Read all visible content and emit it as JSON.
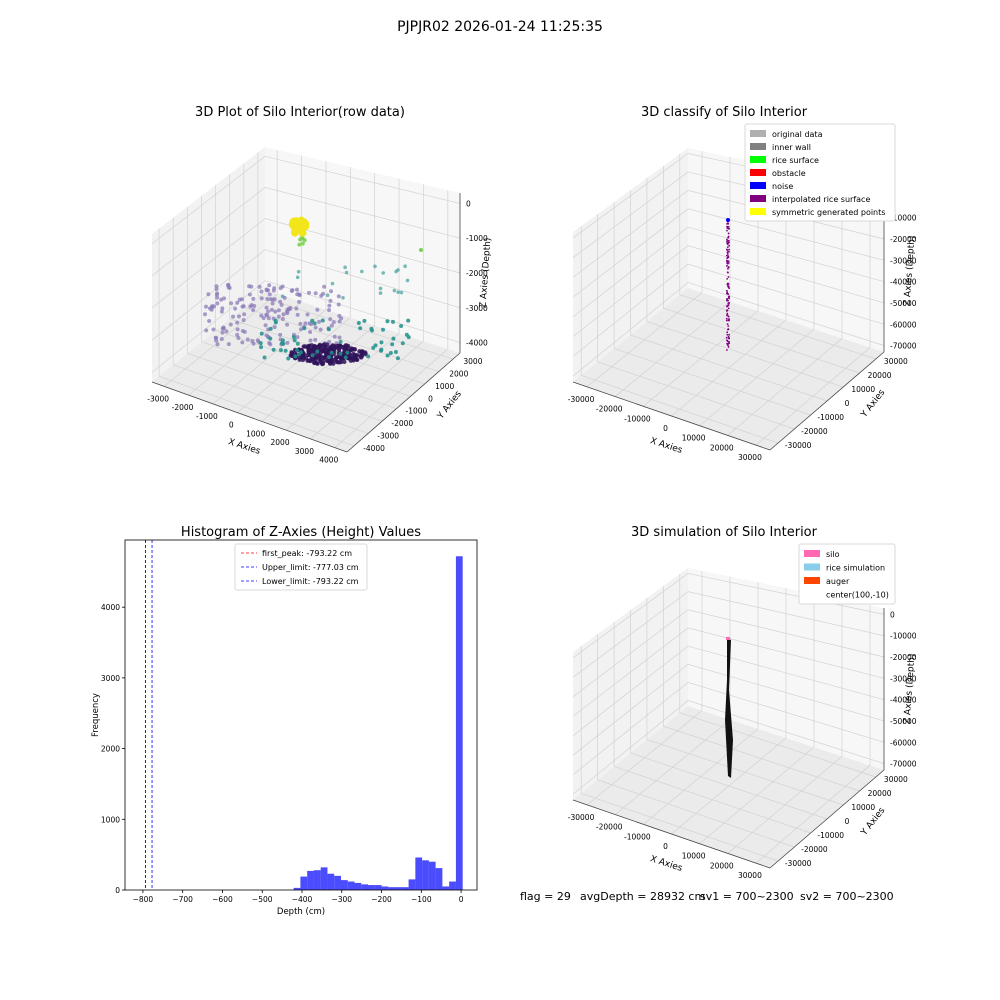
{
  "figure": {
    "title": "PJPJR02 2026-01-24 11:25:35",
    "footer": [
      "flag = 29",
      "avgDepth = 28932 cm",
      "sv1 = 700~2300",
      "sv2 = 700~2300"
    ]
  },
  "chart_data": [
    {
      "id": "raw",
      "type": "scatter",
      "title": "3D Plot of Silo Interior(row data)",
      "xlabel": "X Axies",
      "ylabel": "Y Axies",
      "zlabel": "Z Axies (Depth)",
      "x_ticks": [
        "-3000",
        "-2000",
        "-1000",
        "0",
        "1000",
        "2000",
        "3000",
        "4000"
      ],
      "y_ticks": [
        "-4000",
        "-3000",
        "-2000",
        "-1000",
        "0",
        "1000",
        "2000",
        "3000"
      ],
      "z_ticks": [
        "0",
        "-1000",
        "-2000",
        "-3000",
        "-4000"
      ],
      "colors": {
        "yellow": "#f2e51a",
        "green": "#7ad151",
        "teal": "#21918c",
        "lavender": "#8e7cb8",
        "dark": "#30145a"
      }
    },
    {
      "id": "classify",
      "type": "scatter",
      "title": "3D classify of Silo Interior",
      "xlabel": "X Axies",
      "ylabel": "Y Axies",
      "zlabel": "Z Axies (Depth)",
      "x_ticks": [
        "-30000",
        "-20000",
        "-10000",
        "0",
        "10000",
        "20000",
        "30000"
      ],
      "y_ticks": [
        "-30000",
        "-20000",
        "-10000",
        "0",
        "10000",
        "20000",
        "30000"
      ],
      "z_ticks": [
        "0",
        "-10000",
        "-20000",
        "-30000",
        "-40000",
        "-50000",
        "-60000",
        "-70000"
      ],
      "legend_position": "top-right",
      "legend": [
        {
          "label": "original data",
          "color": "#b0b0b0"
        },
        {
          "label": "inner wall",
          "color": "#808080"
        },
        {
          "label": "rice surface",
          "color": "#00ff00"
        },
        {
          "label": "obstacle",
          "color": "#ff0000"
        },
        {
          "label": "noise",
          "color": "#0000ff"
        },
        {
          "label": "interpolated rice surface",
          "color": "#800080"
        },
        {
          "label": "symmetric generated points",
          "color": "#ffff00"
        }
      ]
    },
    {
      "id": "histogram",
      "type": "bar",
      "title": "Histogram of Z-Axies (Height) Values",
      "xlabel": "Depth (cm)",
      "ylabel": "Frequency",
      "xlim": [
        -845,
        40
      ],
      "ylim": [
        0,
        4950
      ],
      "x_ticks": [
        -800,
        -700,
        -600,
        -500,
        -400,
        -300,
        -200,
        -100,
        0
      ],
      "y_ticks": [
        0,
        1000,
        2000,
        3000,
        4000
      ],
      "bar_color": "#0000ff",
      "bin_width": 17,
      "bin_starts": [
        -421,
        -404,
        -387,
        -370,
        -353,
        -336,
        -319,
        -302,
        -285,
        -268,
        -251,
        -234,
        -217,
        -200,
        -183,
        -166,
        -149,
        -132,
        -115,
        -98,
        -81,
        -64,
        -47,
        -30,
        -13
      ],
      "values": [
        30,
        190,
        270,
        280,
        320,
        230,
        200,
        140,
        120,
        100,
        80,
        70,
        70,
        50,
        40,
        40,
        40,
        150,
        460,
        420,
        400,
        310,
        50,
        120,
        4720
      ],
      "vlines": [
        {
          "label": "first_peak: -793.22 cm",
          "x": -793.22,
          "color": "#ff0000"
        },
        {
          "label": "Upper_limit: -777.03 cm",
          "x": -777.03,
          "color": "#0000ff"
        },
        {
          "label": "Lower_limit: -793.22 cm",
          "x": -793.22,
          "color": "#0000ff"
        }
      ],
      "legend_position": "top-center"
    },
    {
      "id": "simulation",
      "type": "surface",
      "title": "3D simulation of Silo Interior",
      "xlabel": "X Axies",
      "ylabel": "Y Axies",
      "zlabel": "Z Axies (Depth)",
      "x_ticks": [
        "-30000",
        "-20000",
        "-10000",
        "0",
        "10000",
        "20000",
        "30000"
      ],
      "y_ticks": [
        "-30000",
        "-20000",
        "-10000",
        "0",
        "10000",
        "20000",
        "30000"
      ],
      "z_ticks": [
        "0",
        "-10000",
        "-20000",
        "-30000",
        "-40000",
        "-50000",
        "-60000",
        "-70000"
      ],
      "legend_position": "top-right",
      "legend": [
        {
          "label": "silo",
          "color": "#ff69b4"
        },
        {
          "label": "rice simulation",
          "color": "#87ceeb"
        },
        {
          "label": "auger",
          "color": "#ff4500"
        },
        {
          "label": "center(100,-10)",
          "color": ""
        }
      ]
    }
  ]
}
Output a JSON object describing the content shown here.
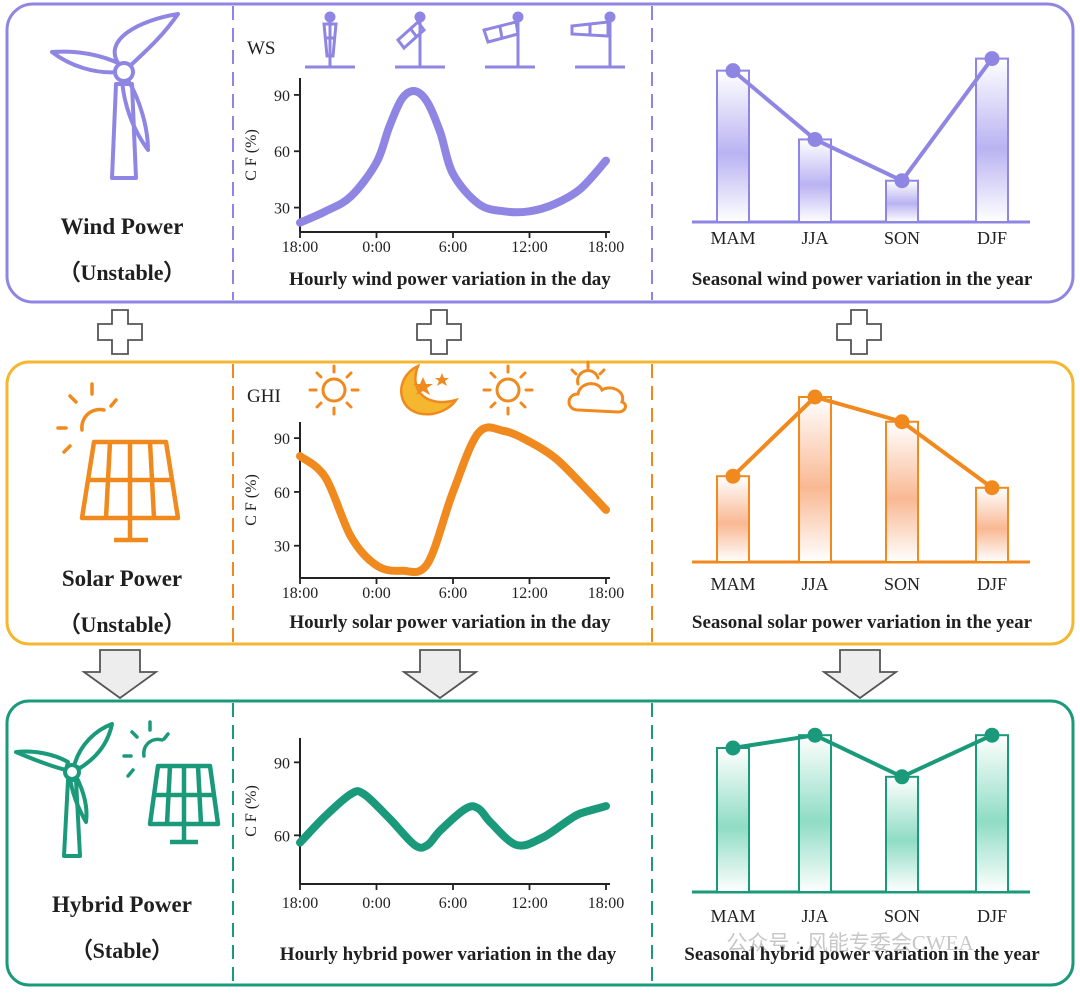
{
  "colors": {
    "wind": "#8f86e3",
    "wind_bar": "#c9c4f4",
    "solar": "#f08a1e",
    "solar_box": "#f5b630",
    "solar_bar": "#f9c3a1",
    "hybrid": "#1a9a7b",
    "hybrid_bar": "#a9e2d0",
    "connector": "#555555"
  },
  "rows": {
    "wind": {
      "title": "Wind Power",
      "status": "（Unstable）",
      "variable_label": "WS",
      "hourly_caption": "Hourly wind power variation in the day",
      "seasonal_caption": "Seasonal wind power variation in the year",
      "icons": [
        "wind-turbine-icon",
        "windsock-calm-icon",
        "windsock-light-icon",
        "windsock-medium-icon",
        "windsock-strong-icon"
      ]
    },
    "solar": {
      "title": "Solar Power",
      "status": "（Unstable）",
      "variable_label": "GHI",
      "hourly_caption": "Hourly solar power variation in the day",
      "seasonal_caption": "Seasonal solar power variation in the year",
      "icons": [
        "solar-panel-icon",
        "sun-icon",
        "moon-stars-icon",
        "sun-icon",
        "partly-cloudy-icon"
      ]
    },
    "hybrid": {
      "title": "Hybrid Power",
      "status": "（Stable）",
      "hourly_caption": "Hourly hybrid power variation in the day",
      "seasonal_caption": "Seasonal hybrid power variation in the year",
      "icons": [
        "wind-turbine-icon",
        "solar-panel-icon"
      ]
    }
  },
  "watermark": "公众号 · 风能专委会CWEA",
  "chart_data": [
    {
      "id": "wind-hourly",
      "type": "line",
      "ylabel": "C F (%)",
      "x_ticks": [
        "18:00",
        "0:00",
        "6:00",
        "12:00",
        "18:00"
      ],
      "x_range": [
        0,
        24
      ],
      "y_ticks": [
        30,
        60,
        90
      ],
      "ylim": [
        17,
        99
      ],
      "x": [
        0,
        2,
        4,
        6,
        7,
        8,
        9,
        10,
        11,
        12,
        14,
        16,
        18,
        20,
        22,
        24
      ],
      "y": [
        22,
        28,
        36,
        54,
        73,
        88,
        92,
        86,
        70,
        48,
        32,
        28,
        28,
        32,
        40,
        55
      ]
    },
    {
      "id": "wind-seasonal",
      "type": "bar",
      "categories": [
        "MAM",
        "JJA",
        "SON",
        "DJF"
      ],
      "values": [
        88,
        48,
        24,
        95
      ],
      "ylim": [
        0,
        100
      ]
    },
    {
      "id": "solar-hourly",
      "type": "line",
      "ylabel": "C F (%)",
      "x_ticks": [
        "18:00",
        "0:00",
        "6:00",
        "12:00",
        "18:00"
      ],
      "x_range": [
        0,
        24
      ],
      "y_ticks": [
        30,
        60,
        90
      ],
      "ylim": [
        12,
        99
      ],
      "x": [
        0,
        2,
        4,
        6,
        8,
        10,
        12,
        14,
        16,
        18,
        20,
        22,
        24
      ],
      "y": [
        80,
        68,
        35,
        19,
        16,
        20,
        60,
        93,
        94,
        88,
        79,
        65,
        50
      ],
      "x_spaced": false
    },
    {
      "id": "solar-seasonal",
      "type": "bar",
      "categories": [
        "MAM",
        "JJA",
        "SON",
        "DJF"
      ],
      "values": [
        52,
        100,
        85,
        45
      ],
      "ylim": [
        0,
        100
      ]
    },
    {
      "id": "hybrid-hourly",
      "type": "line",
      "ylabel": "C F (%)",
      "x_ticks": [
        "18:00",
        "0:00",
        "6:00",
        "12:00",
        "18:00"
      ],
      "x_range": [
        0,
        24
      ],
      "y_ticks": [
        60,
        90
      ],
      "ylim": [
        40,
        100
      ],
      "x": [
        0,
        2,
        4,
        5,
        7,
        9,
        10,
        11,
        13,
        14,
        15,
        17,
        19,
        21,
        22,
        24
      ],
      "y": [
        57,
        68,
        77,
        77,
        67,
        56,
        56,
        62,
        71,
        71,
        65,
        56,
        59,
        66,
        69,
        72
      ]
    },
    {
      "id": "hybrid-seasonal",
      "type": "bar",
      "categories": [
        "MAM",
        "JJA",
        "SON",
        "DJF"
      ],
      "values": [
        90,
        98,
        72,
        98
      ],
      "ylim": [
        0,
        100
      ]
    }
  ]
}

→ What you need to do
Which lines in the listing above hold the word "variation"? Show each of them.

→ Exercise response
      "hourly_caption": "Hourly wind power variation in the day",
      "seasonal_caption": "Seasonal wind power variation in the year",
      "hourly_caption": "Hourly solar power variation in the day",
      "seasonal_caption": "Seasonal solar power variation in the year",
      "hourly_caption": "Hourly hybrid power variation in the day",
      "seasonal_caption": "Seasonal hybrid power variation in the year",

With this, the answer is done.